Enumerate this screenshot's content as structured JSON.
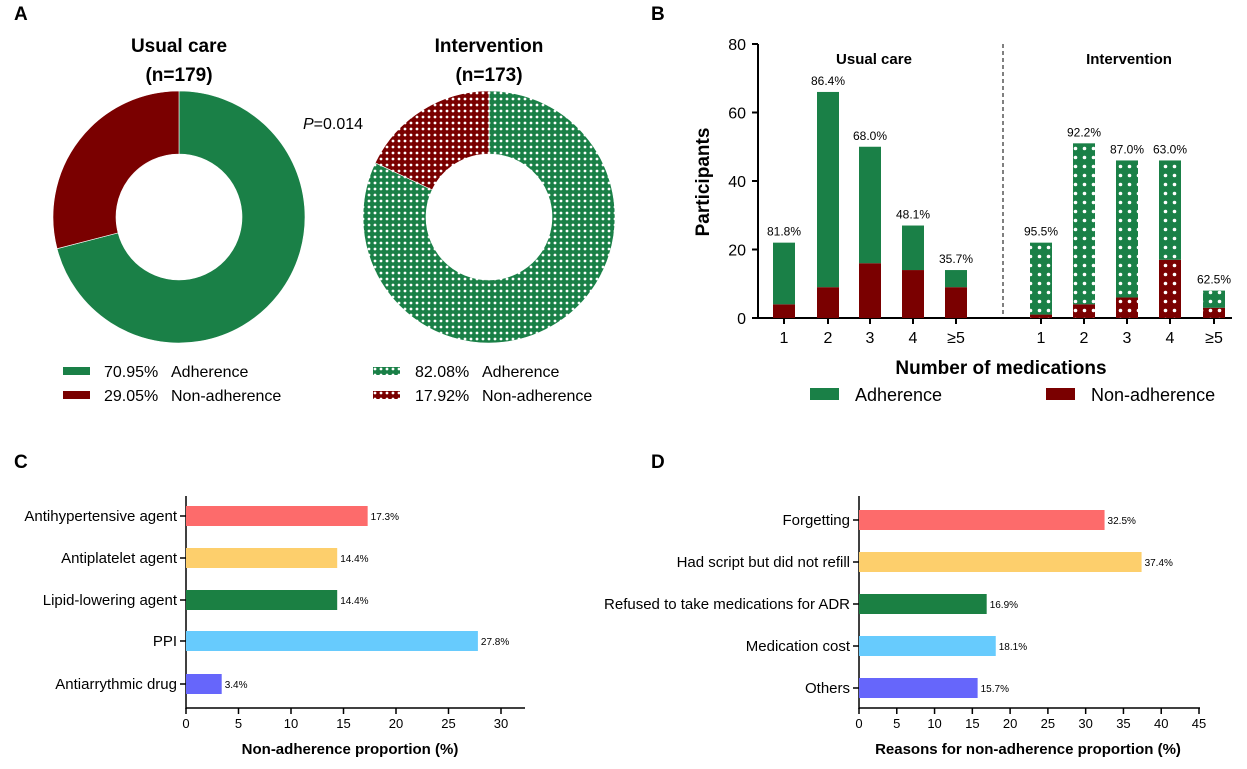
{
  "colors": {
    "green": "#1a8047",
    "red": "#7a0000",
    "c_colors": [
      "#fd6b6b",
      "#fdcf6c",
      "#1b8043",
      "#67cbfd",
      "#6666fb"
    ]
  },
  "panels": {
    "A": {
      "label": "A",
      "pvalue_prefix": "P",
      "pvalue_suffix": "=0.014"
    },
    "B": {
      "label": "B"
    },
    "C": {
      "label": "C"
    },
    "D": {
      "label": "D"
    }
  },
  "chart_data": [
    {
      "panel": "A",
      "type": "pie",
      "donut": true,
      "title_line1": "Usual care",
      "title_line2": "(n=179)",
      "slices": [
        {
          "label": "Adherence",
          "value": 70.95,
          "pattern": "solid-green"
        },
        {
          "label": "Non-adherence",
          "value": 29.05,
          "pattern": "solid-red"
        }
      ],
      "legend": [
        {
          "value_text": "70.95%",
          "label": "Adherence"
        },
        {
          "value_text": "29.05%",
          "label": "Non-adherence"
        }
      ]
    },
    {
      "panel": "A",
      "type": "pie",
      "donut": true,
      "title_line1": "Intervention",
      "title_line2": "(n=173)",
      "slices": [
        {
          "label": "Adherence",
          "value": 82.08,
          "pattern": "dotted-green"
        },
        {
          "label": "Non-adherence",
          "value": 17.92,
          "pattern": "dotted-red"
        }
      ],
      "legend": [
        {
          "value_text": "82.08%",
          "label": "Adherence"
        },
        {
          "value_text": "17.92%",
          "label": "Non-adherence"
        }
      ]
    },
    {
      "panel": "B",
      "type": "bar",
      "stacked": true,
      "ylabel": "Participants",
      "xlabel": "Number of medications",
      "ylim": [
        0,
        80
      ],
      "yticks": [
        0,
        20,
        40,
        60,
        80
      ],
      "groups": [
        {
          "name": "Usual care",
          "pattern": "solid",
          "categories": [
            "1",
            "2",
            "3",
            "4",
            "≥5"
          ],
          "adherence": [
            18,
            57,
            34,
            13,
            5
          ],
          "non_adherence": [
            4,
            9,
            16,
            14,
            9
          ],
          "labels": [
            "81.8%",
            "86.4%",
            "68.0%",
            "48.1%",
            "35.7%"
          ]
        },
        {
          "name": "Intervention",
          "pattern": "dotted",
          "categories": [
            "1",
            "2",
            "3",
            "4",
            "≥5"
          ],
          "adherence": [
            21,
            47,
            40,
            29,
            5
          ],
          "non_adherence": [
            1,
            4,
            6,
            17,
            3
          ],
          "labels": [
            "95.5%",
            "92.2%",
            "87.0%",
            "63.0%",
            "62.5%"
          ]
        }
      ],
      "legend": [
        "Adherence",
        "Non-adherence"
      ]
    },
    {
      "panel": "C",
      "type": "bar",
      "orientation": "horizontal",
      "xlabel": "Non-adherence proportion (%)",
      "xlim": [
        0,
        32
      ],
      "xticks": [
        0,
        5,
        10,
        15,
        20,
        25,
        30
      ],
      "categories": [
        "Antihypertensive agent",
        "Antiplatelet agent",
        "Lipid-lowering agent",
        "PPI",
        "Antiarrythmic drug"
      ],
      "values": [
        17.3,
        14.4,
        14.4,
        27.8,
        3.4
      ],
      "labels": [
        "17.3%",
        "14.4%",
        "14.4%",
        "27.8%",
        "3.4%"
      ]
    },
    {
      "panel": "D",
      "type": "bar",
      "orientation": "horizontal",
      "xlabel": "Reasons for non-adherence proportion (%)",
      "xlim": [
        0,
        45
      ],
      "xticks": [
        0,
        5,
        10,
        15,
        20,
        25,
        30,
        35,
        40,
        45
      ],
      "categories": [
        "Forgetting",
        "Had script but did not refill",
        "Refused to take medications for ADR",
        "Medication cost",
        "Others"
      ],
      "values": [
        32.5,
        37.4,
        16.9,
        18.1,
        15.7
      ],
      "labels": [
        "32.5%",
        "37.4%",
        "16.9%",
        "18.1%",
        "15.7%"
      ]
    }
  ]
}
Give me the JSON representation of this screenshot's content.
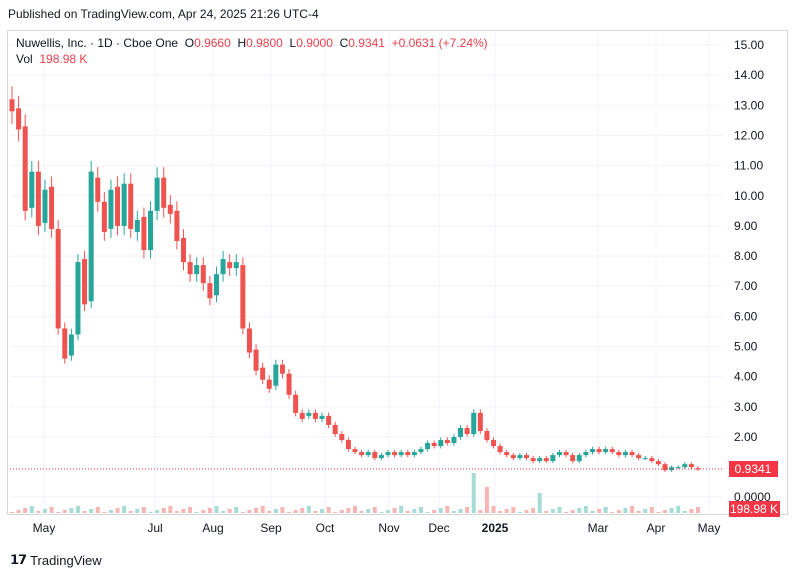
{
  "header": {
    "published": "Published on TradingView.com, Apr 24, 2025 21:26 UTC-4"
  },
  "legend": {
    "symbol": "Nuwellis, Inc. · 1D · Cboe One",
    "o_label": "O",
    "o": "0.9660",
    "h_label": "H",
    "h": "0.9800",
    "l_label": "L",
    "l": "0.9000",
    "c_label": "C",
    "c": "0.9341",
    "change": "+0.0631 (+7.24%)",
    "vol_label": "Vol",
    "vol": "198.98 K"
  },
  "price_badge": "0.9341",
  "vol_badge": "198.98 K",
  "brand": "TradingView",
  "colors": {
    "up": "#26a69a",
    "down": "#ef5350",
    "badge": "#f23645",
    "grid": "#f0f3fa",
    "vol_up": "#a6dcd6",
    "vol_down": "#f7b5b4"
  },
  "chart_data": {
    "type": "candlestick",
    "y_ticks": [
      "15.00",
      "14.00",
      "13.00",
      "12.00",
      "11.00",
      "10.00",
      "9.00",
      "8.00",
      "7.00",
      "6.00",
      "5.00",
      "4.00",
      "3.00",
      "2.00",
      "0.0000"
    ],
    "ylim": [
      0,
      15.5
    ],
    "x_ticks": [
      "May",
      "Jul",
      "Aug",
      "Sep",
      "Oct",
      "Nov",
      "Dec",
      "2025",
      "Mar",
      "Apr",
      "May"
    ],
    "last_close": 0.9341,
    "series": [
      {
        "name": "price",
        "points": [
          [
            13.2,
            12.8
          ],
          [
            12.9,
            12.2
          ],
          [
            12.3,
            9.5
          ],
          [
            9.6,
            10.8
          ],
          [
            10.8,
            9.0
          ],
          [
            9.1,
            10.2
          ],
          [
            10.3,
            8.9
          ],
          [
            8.9,
            5.6
          ],
          [
            5.6,
            4.6
          ],
          [
            4.7,
            5.4
          ],
          [
            5.4,
            7.8
          ],
          [
            7.9,
            6.4
          ],
          [
            6.5,
            10.8
          ],
          [
            10.6,
            9.8
          ],
          [
            9.8,
            8.8
          ],
          [
            8.9,
            10.2
          ],
          [
            10.3,
            9.0
          ],
          [
            9.0,
            10.4
          ],
          [
            10.4,
            8.9
          ],
          [
            8.8,
            9.2
          ],
          [
            9.3,
            8.2
          ],
          [
            8.2,
            9.5
          ],
          [
            9.5,
            10.6
          ],
          [
            10.6,
            9.6
          ],
          [
            9.7,
            9.4
          ],
          [
            9.5,
            8.5
          ],
          [
            8.6,
            7.8
          ],
          [
            7.8,
            7.4
          ],
          [
            7.4,
            7.7
          ],
          [
            7.7,
            7.1
          ],
          [
            7.1,
            6.6
          ],
          [
            6.7,
            7.4
          ],
          [
            7.4,
            7.9
          ],
          [
            7.8,
            7.6
          ],
          [
            7.6,
            7.8
          ],
          [
            7.7,
            5.6
          ],
          [
            5.6,
            4.8
          ],
          [
            4.9,
            4.2
          ],
          [
            4.3,
            3.9
          ],
          [
            3.9,
            3.6
          ],
          [
            3.7,
            4.4
          ],
          [
            4.4,
            4.1
          ],
          [
            4.1,
            3.4
          ],
          [
            3.4,
            2.8
          ],
          [
            2.8,
            2.6
          ],
          [
            2.7,
            2.8
          ],
          [
            2.8,
            2.6
          ],
          [
            2.6,
            2.7
          ],
          [
            2.7,
            2.4
          ],
          [
            2.4,
            2.1
          ],
          [
            2.1,
            1.9
          ],
          [
            1.9,
            1.6
          ],
          [
            1.6,
            1.5
          ],
          [
            1.5,
            1.4
          ],
          [
            1.4,
            1.5
          ],
          [
            1.5,
            1.3
          ],
          [
            1.3,
            1.4
          ],
          [
            1.4,
            1.5
          ],
          [
            1.5,
            1.4
          ],
          [
            1.4,
            1.5
          ],
          [
            1.5,
            1.4
          ],
          [
            1.4,
            1.5
          ],
          [
            1.5,
            1.6
          ],
          [
            1.6,
            1.8
          ],
          [
            1.8,
            1.7
          ],
          [
            1.7,
            1.9
          ],
          [
            1.9,
            1.8
          ],
          [
            1.8,
            2.0
          ],
          [
            2.0,
            2.3
          ],
          [
            2.3,
            2.1
          ],
          [
            2.1,
            2.8
          ],
          [
            2.8,
            2.2
          ],
          [
            2.2,
            1.9
          ],
          [
            1.9,
            1.7
          ],
          [
            1.7,
            1.5
          ],
          [
            1.5,
            1.4
          ],
          [
            1.4,
            1.3
          ],
          [
            1.3,
            1.4
          ],
          [
            1.4,
            1.3
          ],
          [
            1.3,
            1.2
          ],
          [
            1.2,
            1.3
          ],
          [
            1.3,
            1.2
          ],
          [
            1.2,
            1.4
          ],
          [
            1.4,
            1.5
          ],
          [
            1.5,
            1.4
          ],
          [
            1.4,
            1.2
          ],
          [
            1.2,
            1.4
          ],
          [
            1.4,
            1.5
          ],
          [
            1.5,
            1.6
          ],
          [
            1.6,
            1.5
          ],
          [
            1.5,
            1.6
          ],
          [
            1.6,
            1.5
          ],
          [
            1.5,
            1.4
          ],
          [
            1.4,
            1.5
          ],
          [
            1.5,
            1.4
          ],
          [
            1.4,
            1.3
          ],
          [
            1.3,
            1.3
          ],
          [
            1.3,
            1.2
          ],
          [
            1.2,
            1.1
          ],
          [
            1.1,
            0.9
          ],
          [
            0.9,
            1.0
          ],
          [
            1.0,
            1.0
          ],
          [
            1.0,
            1.1
          ],
          [
            1.1,
            1.0
          ],
          [
            0.97,
            0.93
          ]
        ]
      }
    ]
  }
}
* * * * *
_Exercise prompt_:
Copy every line of the listing that contains the word "medications".

_Written solution_:
      "xlabel": "Number of medications",
        "Refused to take medications for ADR",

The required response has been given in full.